◆ **Dataset records**
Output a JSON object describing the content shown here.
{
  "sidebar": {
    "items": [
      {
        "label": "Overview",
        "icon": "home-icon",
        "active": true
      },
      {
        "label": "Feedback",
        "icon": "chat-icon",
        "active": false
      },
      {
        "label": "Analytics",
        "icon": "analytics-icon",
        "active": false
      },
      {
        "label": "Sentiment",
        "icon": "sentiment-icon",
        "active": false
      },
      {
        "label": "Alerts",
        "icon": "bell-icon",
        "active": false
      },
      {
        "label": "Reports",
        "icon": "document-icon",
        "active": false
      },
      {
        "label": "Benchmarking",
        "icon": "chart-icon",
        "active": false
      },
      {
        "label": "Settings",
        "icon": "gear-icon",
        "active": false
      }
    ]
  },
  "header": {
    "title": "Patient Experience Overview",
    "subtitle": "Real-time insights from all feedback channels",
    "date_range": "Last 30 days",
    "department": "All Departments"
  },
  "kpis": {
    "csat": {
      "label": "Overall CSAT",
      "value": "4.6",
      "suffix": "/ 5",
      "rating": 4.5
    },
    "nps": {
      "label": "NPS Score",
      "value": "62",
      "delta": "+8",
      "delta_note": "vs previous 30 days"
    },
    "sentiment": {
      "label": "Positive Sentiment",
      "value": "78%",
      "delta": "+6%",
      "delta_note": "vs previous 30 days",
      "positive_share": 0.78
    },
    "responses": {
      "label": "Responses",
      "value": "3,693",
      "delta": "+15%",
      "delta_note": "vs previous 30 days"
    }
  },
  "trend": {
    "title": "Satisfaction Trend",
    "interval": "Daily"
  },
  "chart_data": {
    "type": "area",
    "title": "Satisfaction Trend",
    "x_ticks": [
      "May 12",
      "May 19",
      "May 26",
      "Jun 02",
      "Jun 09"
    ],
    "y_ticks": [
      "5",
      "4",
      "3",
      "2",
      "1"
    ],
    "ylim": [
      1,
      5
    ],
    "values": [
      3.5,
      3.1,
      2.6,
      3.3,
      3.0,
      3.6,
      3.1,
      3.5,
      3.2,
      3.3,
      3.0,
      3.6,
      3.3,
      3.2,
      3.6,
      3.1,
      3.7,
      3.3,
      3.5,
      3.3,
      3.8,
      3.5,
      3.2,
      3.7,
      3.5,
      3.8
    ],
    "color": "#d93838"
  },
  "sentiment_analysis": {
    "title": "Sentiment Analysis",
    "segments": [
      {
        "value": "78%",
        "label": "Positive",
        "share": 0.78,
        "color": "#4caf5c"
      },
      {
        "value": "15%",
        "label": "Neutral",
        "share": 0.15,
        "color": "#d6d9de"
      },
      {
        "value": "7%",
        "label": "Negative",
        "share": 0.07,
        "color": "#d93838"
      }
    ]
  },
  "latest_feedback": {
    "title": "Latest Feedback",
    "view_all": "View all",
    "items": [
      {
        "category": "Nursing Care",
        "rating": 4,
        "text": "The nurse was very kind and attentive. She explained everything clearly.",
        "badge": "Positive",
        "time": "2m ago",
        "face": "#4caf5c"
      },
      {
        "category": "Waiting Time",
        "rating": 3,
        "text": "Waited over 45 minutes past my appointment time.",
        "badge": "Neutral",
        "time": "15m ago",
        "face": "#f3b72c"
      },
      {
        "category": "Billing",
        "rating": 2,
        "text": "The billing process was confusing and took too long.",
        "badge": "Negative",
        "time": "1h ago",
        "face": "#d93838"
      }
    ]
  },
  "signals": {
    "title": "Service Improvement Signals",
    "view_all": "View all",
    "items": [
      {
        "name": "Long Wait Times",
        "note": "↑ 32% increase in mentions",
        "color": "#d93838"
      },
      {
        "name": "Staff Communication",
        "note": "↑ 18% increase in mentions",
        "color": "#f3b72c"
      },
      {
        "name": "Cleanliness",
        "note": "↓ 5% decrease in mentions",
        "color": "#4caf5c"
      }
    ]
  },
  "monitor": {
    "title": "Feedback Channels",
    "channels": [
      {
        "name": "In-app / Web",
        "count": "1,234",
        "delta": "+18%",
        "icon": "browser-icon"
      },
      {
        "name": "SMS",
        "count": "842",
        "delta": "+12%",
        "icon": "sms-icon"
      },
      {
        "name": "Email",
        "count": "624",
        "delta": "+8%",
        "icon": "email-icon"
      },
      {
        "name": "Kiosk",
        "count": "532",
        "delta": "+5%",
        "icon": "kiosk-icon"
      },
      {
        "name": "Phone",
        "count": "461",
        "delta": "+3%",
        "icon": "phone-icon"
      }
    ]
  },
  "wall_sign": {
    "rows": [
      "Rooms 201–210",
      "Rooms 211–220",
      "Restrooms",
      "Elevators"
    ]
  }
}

◆ **Required work**
Faithfully reproduce all of the records, character for character.

◆ **Exercise answer**
Output a JSON object describing the content shown here.
{
  "sidebar": {
    "items": [
      {
        "label": "Overview",
        "icon": "home-icon",
        "active": true
      },
      {
        "label": "Feedback",
        "icon": "chat-icon",
        "active": false
      },
      {
        "label": "Analytics",
        "icon": "analytics-icon",
        "active": false
      },
      {
        "label": "Sentiment",
        "icon": "sentiment-icon",
        "active": false
      },
      {
        "label": "Alerts",
        "icon": "bell-icon",
        "active": false
      },
      {
        "label": "Reports",
        "icon": "document-icon",
        "active": false
      },
      {
        "label": "Benchmarking",
        "icon": "chart-icon",
        "active": false
      },
      {
        "label": "Settings",
        "icon": "gear-icon",
        "active": false
      }
    ]
  },
  "header": {
    "title": "Patient Experience Overview",
    "subtitle": "Real-time insights from all feedback channels",
    "date_range": "Last 30 days",
    "department": "All Departments"
  },
  "kpis": {
    "csat": {
      "label": "Overall CSAT",
      "value": "4.6",
      "suffix": "/ 5",
      "rating": 4.5
    },
    "nps": {
      "label": "NPS Score",
      "value": "62",
      "delta": "+8",
      "delta_note": "vs previous 30 days"
    },
    "sentiment": {
      "label": "Positive Sentiment",
      "value": "78%",
      "delta": "+6%",
      "delta_note": "vs previous 30 days",
      "positive_share": 0.78
    },
    "responses": {
      "label": "Responses",
      "value": "3,693",
      "delta": "+15%",
      "delta_note": "vs previous 30 days"
    }
  },
  "trend": {
    "title": "Satisfaction Trend",
    "interval": "Daily"
  },
  "chart_data": {
    "type": "area",
    "title": "Satisfaction Trend",
    "x_ticks": [
      "May 12",
      "May 19",
      "May 26",
      "Jun 02",
      "Jun 09"
    ],
    "y_ticks": [
      "5",
      "4",
      "3",
      "2",
      "1"
    ],
    "ylim": [
      1,
      5
    ],
    "values": [
      3.5,
      3.1,
      2.6,
      3.3,
      3.0,
      3.6,
      3.1,
      3.5,
      3.2,
      3.3,
      3.0,
      3.6,
      3.3,
      3.2,
      3.6,
      3.1,
      3.7,
      3.3,
      3.5,
      3.3,
      3.8,
      3.5,
      3.2,
      3.7,
      3.5,
      3.8
    ],
    "color": "#d93838"
  },
  "sentiment_analysis": {
    "title": "Sentiment Analysis",
    "segments": [
      {
        "value": "78%",
        "label": "Positive",
        "share": 0.78,
        "color": "#4caf5c"
      },
      {
        "value": "15%",
        "label": "Neutral",
        "share": 0.15,
        "color": "#d6d9de"
      },
      {
        "value": "7%",
        "label": "Negative",
        "share": 0.07,
        "color": "#d93838"
      }
    ]
  },
  "latest_feedback": {
    "title": "Latest Feedback",
    "view_all": "View all",
    "items": [
      {
        "category": "Nursing Care",
        "rating": 4,
        "text": "The nurse was very kind and attentive. She explained everything clearly.",
        "badge": "Positive",
        "time": "2m ago",
        "face": "#4caf5c"
      },
      {
        "category": "Waiting Time",
        "rating": 3,
        "text": "Waited over 45 minutes past my appointment time.",
        "badge": "Neutral",
        "time": "15m ago",
        "face": "#f3b72c"
      },
      {
        "category": "Billing",
        "rating": 2,
        "text": "The billing process was confusing and took too long.",
        "badge": "Negative",
        "time": "1h ago",
        "face": "#d93838"
      }
    ]
  },
  "signals": {
    "title": "Service Improvement Signals",
    "view_all": "View all",
    "items": [
      {
        "name": "Long Wait Times",
        "note": "↑ 32% increase in mentions",
        "color": "#d93838"
      },
      {
        "name": "Staff Communication",
        "note": "↑ 18% increase in mentions",
        "color": "#f3b72c"
      },
      {
        "name": "Cleanliness",
        "note": "↓ 5% decrease in mentions",
        "color": "#4caf5c"
      }
    ]
  },
  "monitor": {
    "title": "Feedback Channels",
    "channels": [
      {
        "name": "In-app / Web",
        "count": "1,234",
        "delta": "+18%",
        "icon": "browser-icon"
      },
      {
        "name": "SMS",
        "count": "842",
        "delta": "+12%",
        "icon": "sms-icon"
      },
      {
        "name": "Email",
        "count": "624",
        "delta": "+8%",
        "icon": "email-icon"
      },
      {
        "name": "Kiosk",
        "count": "532",
        "delta": "+5%",
        "icon": "kiosk-icon"
      },
      {
        "name": "Phone",
        "count": "461",
        "delta": "+3%",
        "icon": "phone-icon"
      }
    ]
  },
  "wall_sign": {
    "rows": [
      "Rooms 201–210",
      "Rooms 211–220",
      "Restrooms",
      "Elevators"
    ]
  }
}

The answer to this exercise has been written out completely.